### Problem to work on
Please retype the stretch of the listing from the line containing "809, 959, 833]" through the line containing "270, 570, 833]", character for character.

━━━━━ Data supplied ━━━━━

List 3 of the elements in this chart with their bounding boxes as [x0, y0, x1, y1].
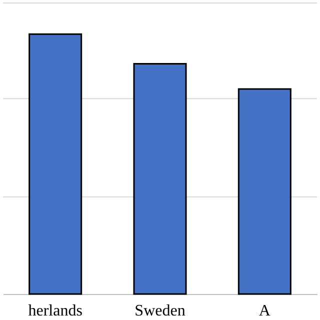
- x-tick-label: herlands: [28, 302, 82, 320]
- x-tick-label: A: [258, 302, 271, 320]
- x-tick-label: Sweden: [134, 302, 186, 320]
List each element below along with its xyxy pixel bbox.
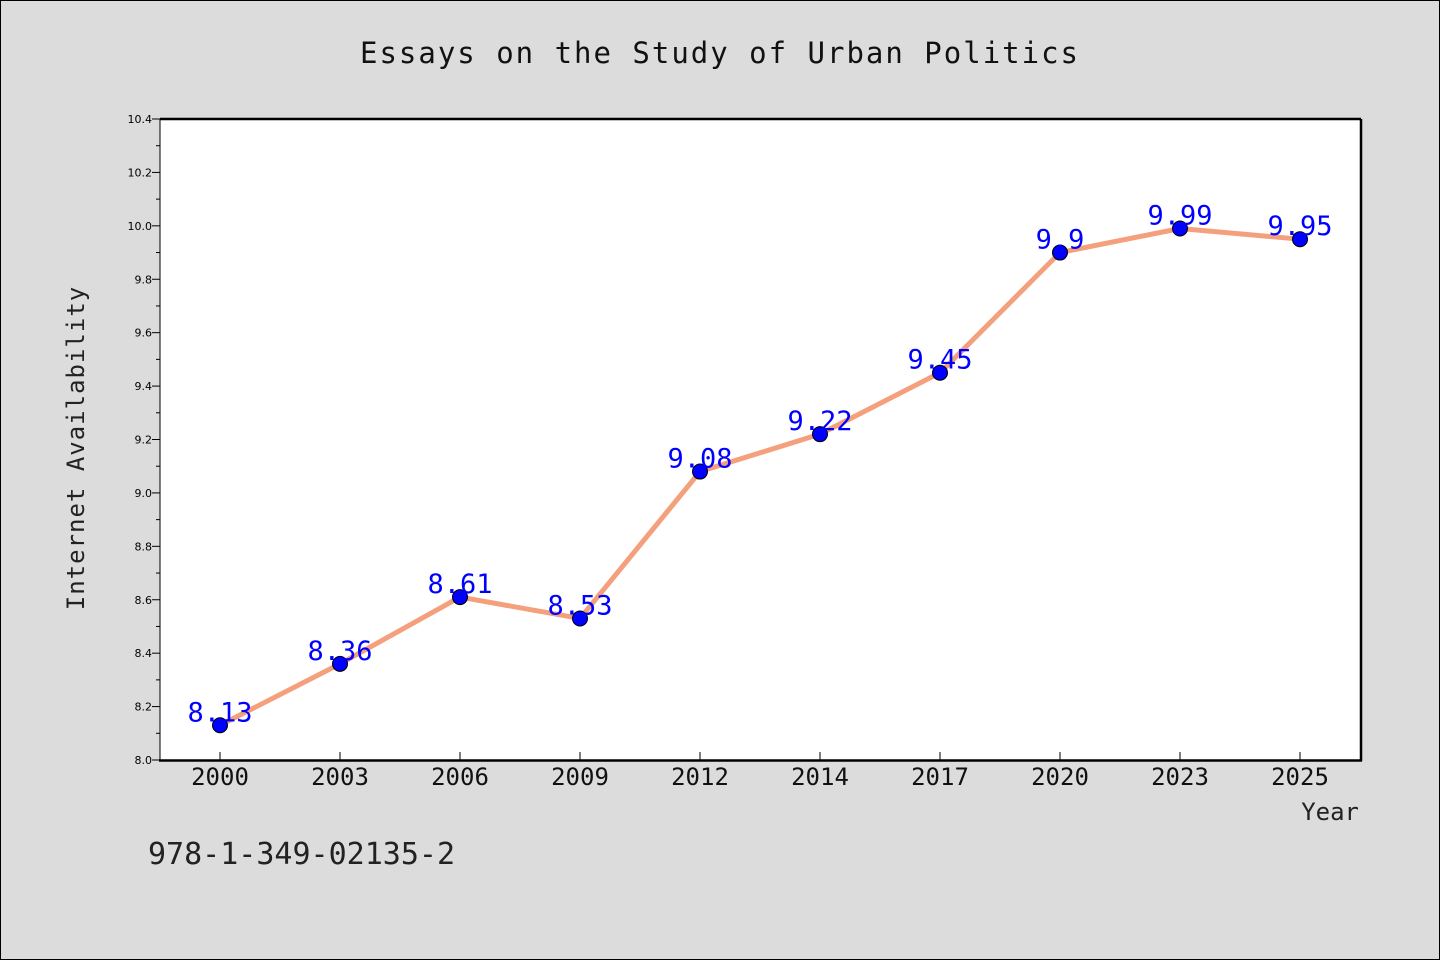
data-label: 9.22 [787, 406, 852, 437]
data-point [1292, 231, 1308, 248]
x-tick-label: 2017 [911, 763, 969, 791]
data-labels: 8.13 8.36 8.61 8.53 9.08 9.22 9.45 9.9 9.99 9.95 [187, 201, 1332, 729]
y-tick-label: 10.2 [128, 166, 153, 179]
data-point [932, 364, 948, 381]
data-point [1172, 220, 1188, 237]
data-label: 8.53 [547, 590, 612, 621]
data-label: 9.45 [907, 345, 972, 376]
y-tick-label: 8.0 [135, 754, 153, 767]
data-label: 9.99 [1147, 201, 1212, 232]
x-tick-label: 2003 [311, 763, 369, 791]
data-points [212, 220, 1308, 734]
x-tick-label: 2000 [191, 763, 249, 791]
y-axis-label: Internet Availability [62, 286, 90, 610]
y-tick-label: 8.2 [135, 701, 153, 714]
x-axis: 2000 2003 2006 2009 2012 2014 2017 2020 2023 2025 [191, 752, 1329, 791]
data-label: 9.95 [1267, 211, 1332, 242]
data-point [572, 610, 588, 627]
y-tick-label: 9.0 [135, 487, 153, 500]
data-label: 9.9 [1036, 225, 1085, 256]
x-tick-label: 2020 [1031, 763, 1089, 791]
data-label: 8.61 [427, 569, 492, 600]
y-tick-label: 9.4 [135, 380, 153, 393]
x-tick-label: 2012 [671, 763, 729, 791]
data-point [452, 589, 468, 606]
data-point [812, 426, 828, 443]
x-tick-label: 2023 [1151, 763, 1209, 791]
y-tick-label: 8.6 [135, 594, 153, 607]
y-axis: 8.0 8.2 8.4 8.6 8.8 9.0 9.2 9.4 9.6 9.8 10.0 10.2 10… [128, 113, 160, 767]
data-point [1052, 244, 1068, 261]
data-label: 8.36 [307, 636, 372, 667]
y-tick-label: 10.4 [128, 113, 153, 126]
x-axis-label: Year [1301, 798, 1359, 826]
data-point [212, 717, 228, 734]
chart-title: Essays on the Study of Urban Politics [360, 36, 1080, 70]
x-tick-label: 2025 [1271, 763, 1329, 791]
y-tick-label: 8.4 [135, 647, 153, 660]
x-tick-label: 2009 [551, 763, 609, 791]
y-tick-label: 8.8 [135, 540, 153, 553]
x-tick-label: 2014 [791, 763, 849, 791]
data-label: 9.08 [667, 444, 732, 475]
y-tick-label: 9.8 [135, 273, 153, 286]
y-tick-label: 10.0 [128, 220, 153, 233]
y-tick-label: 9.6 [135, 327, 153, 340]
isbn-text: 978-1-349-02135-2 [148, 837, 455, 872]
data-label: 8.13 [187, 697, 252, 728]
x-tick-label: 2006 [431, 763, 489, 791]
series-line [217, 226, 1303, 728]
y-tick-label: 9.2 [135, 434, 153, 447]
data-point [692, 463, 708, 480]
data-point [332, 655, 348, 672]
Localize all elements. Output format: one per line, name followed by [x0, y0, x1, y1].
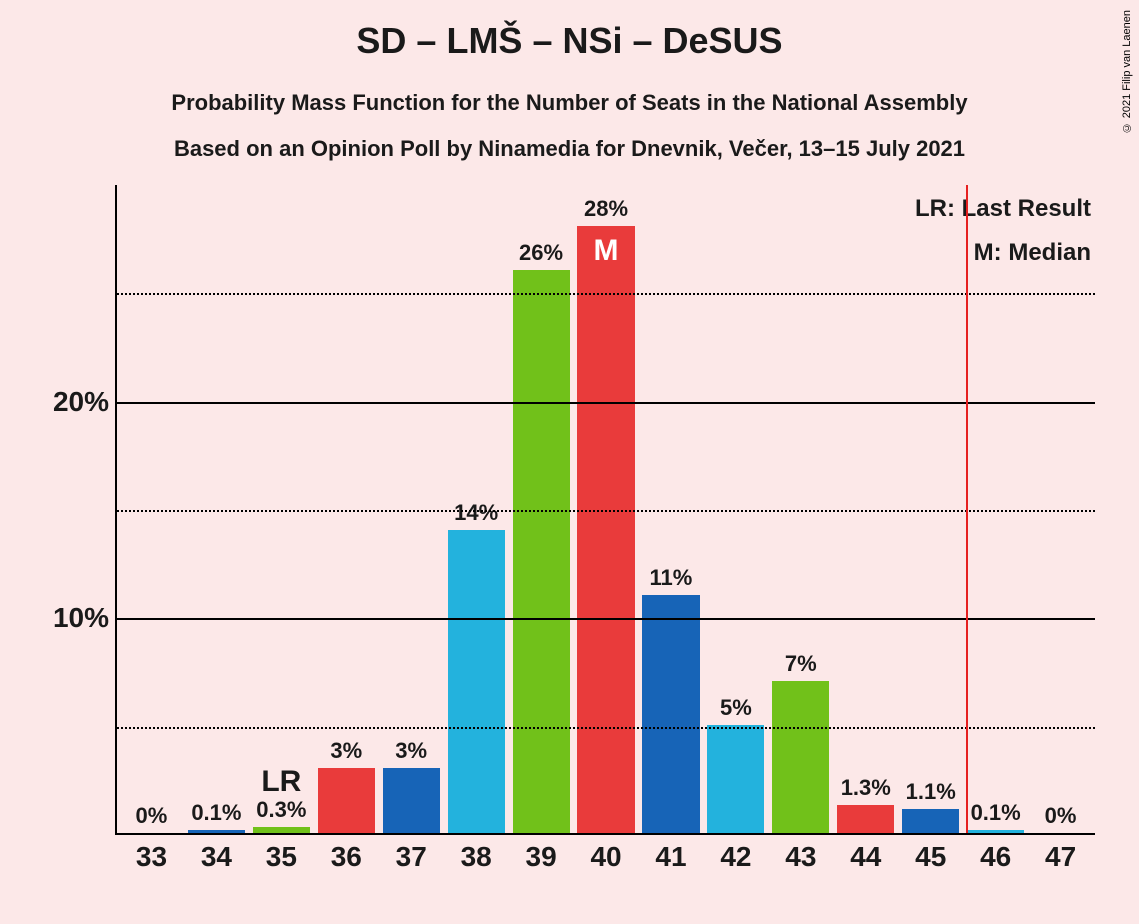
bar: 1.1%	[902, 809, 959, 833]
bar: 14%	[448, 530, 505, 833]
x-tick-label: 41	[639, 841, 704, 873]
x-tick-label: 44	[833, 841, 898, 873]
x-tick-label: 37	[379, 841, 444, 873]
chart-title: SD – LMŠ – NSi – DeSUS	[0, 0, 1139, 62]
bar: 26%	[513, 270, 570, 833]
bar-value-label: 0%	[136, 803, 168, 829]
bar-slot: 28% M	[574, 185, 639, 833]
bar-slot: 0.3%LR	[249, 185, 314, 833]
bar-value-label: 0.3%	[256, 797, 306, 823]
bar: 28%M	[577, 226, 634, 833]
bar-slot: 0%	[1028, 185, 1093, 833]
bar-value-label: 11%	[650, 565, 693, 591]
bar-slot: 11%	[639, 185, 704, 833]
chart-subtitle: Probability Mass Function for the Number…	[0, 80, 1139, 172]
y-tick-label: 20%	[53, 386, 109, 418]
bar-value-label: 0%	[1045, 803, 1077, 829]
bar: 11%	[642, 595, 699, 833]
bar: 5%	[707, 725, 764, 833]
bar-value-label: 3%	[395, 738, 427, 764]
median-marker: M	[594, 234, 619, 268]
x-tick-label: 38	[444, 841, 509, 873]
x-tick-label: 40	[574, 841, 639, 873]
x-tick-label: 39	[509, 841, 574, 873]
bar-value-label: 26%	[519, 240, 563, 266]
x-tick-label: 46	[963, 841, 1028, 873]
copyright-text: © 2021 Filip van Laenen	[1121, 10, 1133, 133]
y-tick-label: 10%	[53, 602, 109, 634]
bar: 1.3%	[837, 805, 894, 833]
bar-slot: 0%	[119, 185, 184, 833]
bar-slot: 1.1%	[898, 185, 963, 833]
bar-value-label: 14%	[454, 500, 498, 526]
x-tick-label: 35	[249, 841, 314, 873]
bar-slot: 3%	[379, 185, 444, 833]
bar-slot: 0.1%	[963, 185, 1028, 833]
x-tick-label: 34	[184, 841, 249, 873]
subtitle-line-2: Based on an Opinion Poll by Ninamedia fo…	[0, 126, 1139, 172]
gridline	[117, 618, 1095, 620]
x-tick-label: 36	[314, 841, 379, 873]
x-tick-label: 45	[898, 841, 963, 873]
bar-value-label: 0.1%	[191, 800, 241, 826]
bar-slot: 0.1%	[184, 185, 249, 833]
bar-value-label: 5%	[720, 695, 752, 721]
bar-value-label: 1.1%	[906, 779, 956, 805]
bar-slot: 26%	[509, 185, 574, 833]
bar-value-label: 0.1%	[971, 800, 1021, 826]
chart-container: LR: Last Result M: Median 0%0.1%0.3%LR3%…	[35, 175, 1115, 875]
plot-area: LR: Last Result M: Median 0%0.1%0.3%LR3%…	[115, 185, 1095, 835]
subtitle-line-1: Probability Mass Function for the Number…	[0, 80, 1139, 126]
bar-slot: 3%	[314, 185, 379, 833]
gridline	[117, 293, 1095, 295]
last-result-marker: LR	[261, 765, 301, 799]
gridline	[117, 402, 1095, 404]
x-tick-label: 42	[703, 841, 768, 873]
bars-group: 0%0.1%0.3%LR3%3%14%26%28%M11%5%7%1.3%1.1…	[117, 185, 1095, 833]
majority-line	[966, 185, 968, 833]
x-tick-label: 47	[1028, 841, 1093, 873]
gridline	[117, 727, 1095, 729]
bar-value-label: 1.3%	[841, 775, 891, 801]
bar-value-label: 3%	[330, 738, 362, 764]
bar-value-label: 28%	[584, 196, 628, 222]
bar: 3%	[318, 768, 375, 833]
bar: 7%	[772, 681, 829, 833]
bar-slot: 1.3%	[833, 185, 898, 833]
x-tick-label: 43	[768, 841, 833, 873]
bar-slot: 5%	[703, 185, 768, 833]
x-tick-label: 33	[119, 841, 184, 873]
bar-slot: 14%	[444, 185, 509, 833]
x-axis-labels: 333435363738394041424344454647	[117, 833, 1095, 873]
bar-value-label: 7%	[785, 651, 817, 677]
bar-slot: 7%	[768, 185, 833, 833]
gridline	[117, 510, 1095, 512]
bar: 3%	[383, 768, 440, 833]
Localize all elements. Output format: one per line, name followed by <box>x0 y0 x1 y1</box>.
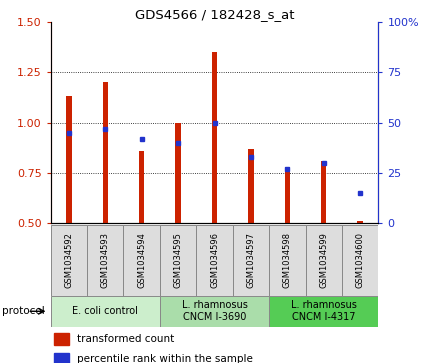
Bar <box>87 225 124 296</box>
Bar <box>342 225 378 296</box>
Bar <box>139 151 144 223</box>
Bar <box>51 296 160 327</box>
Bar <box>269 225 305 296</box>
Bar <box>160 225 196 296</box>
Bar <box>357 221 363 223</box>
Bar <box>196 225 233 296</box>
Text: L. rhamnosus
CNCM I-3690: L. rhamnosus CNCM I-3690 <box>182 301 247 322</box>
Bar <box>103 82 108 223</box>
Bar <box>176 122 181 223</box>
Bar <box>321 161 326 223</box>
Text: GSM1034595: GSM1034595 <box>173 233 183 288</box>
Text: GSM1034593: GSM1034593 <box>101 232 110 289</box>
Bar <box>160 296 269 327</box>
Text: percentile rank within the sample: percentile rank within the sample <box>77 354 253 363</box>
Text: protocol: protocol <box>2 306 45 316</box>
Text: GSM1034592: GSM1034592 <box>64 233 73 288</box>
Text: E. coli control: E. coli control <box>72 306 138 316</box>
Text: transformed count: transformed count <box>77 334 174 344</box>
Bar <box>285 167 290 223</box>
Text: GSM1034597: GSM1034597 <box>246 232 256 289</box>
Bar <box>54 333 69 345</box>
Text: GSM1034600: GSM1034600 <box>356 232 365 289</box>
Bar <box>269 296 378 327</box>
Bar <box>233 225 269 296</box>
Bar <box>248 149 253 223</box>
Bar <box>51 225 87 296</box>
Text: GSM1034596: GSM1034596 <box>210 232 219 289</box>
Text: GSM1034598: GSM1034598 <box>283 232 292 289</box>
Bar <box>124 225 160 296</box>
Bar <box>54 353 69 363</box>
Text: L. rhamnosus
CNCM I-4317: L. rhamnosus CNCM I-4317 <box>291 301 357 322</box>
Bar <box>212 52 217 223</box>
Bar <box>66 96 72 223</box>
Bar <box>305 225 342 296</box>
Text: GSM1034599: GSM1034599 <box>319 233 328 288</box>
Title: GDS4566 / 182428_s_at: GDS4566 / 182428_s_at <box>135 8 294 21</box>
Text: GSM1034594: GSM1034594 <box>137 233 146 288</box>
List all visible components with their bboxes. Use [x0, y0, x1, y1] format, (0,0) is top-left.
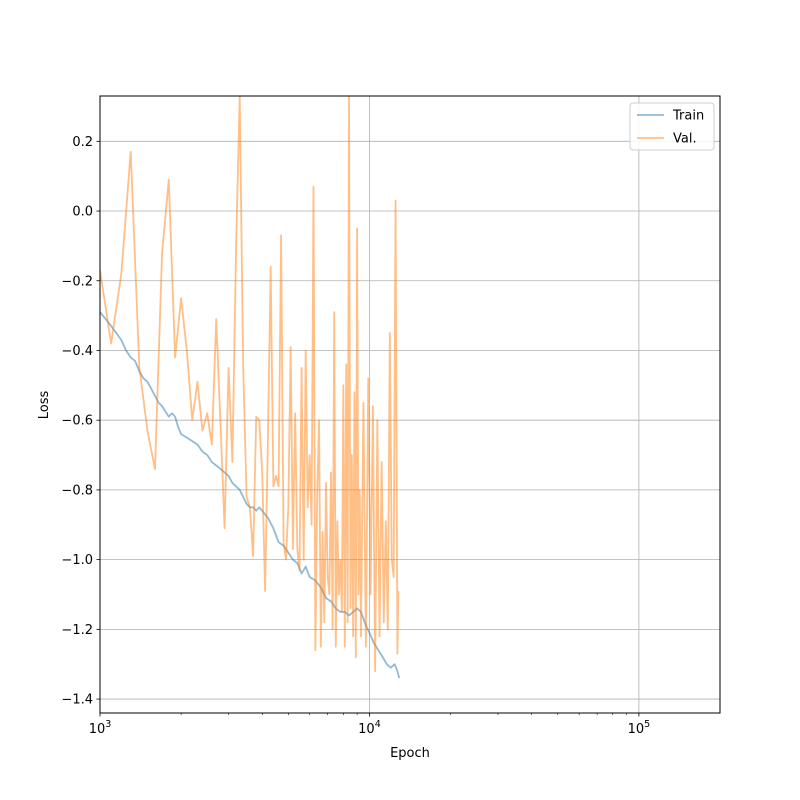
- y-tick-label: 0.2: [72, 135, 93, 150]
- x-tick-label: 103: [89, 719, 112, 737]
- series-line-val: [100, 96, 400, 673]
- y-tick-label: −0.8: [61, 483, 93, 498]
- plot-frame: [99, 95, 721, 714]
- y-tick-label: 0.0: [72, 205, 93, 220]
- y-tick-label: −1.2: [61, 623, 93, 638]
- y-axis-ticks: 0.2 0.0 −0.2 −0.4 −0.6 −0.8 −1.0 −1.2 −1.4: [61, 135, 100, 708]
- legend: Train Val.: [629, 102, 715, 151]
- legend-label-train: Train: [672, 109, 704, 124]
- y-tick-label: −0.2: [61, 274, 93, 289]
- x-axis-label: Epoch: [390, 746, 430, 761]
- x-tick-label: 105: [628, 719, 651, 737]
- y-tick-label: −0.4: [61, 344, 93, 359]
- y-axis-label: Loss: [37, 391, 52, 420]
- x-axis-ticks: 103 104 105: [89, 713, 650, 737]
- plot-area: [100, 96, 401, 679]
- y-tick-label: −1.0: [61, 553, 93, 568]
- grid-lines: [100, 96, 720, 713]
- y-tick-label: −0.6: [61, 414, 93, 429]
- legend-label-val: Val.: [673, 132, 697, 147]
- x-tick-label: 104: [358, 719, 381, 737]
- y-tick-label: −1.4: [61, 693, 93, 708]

━━━━━

### Task solution
bar: 1.1%	[902, 809, 959, 833]
bar: 14%	[448, 530, 505, 833]
x-tick-label: 41	[639, 841, 704, 873]
x-tick-label: 44	[833, 841, 898, 873]
x-tick-label: 37	[379, 841, 444, 873]
chart-title: SD – LMŠ – NSi – DeSUS	[0, 0, 1139, 62]
bar: 26%	[513, 270, 570, 833]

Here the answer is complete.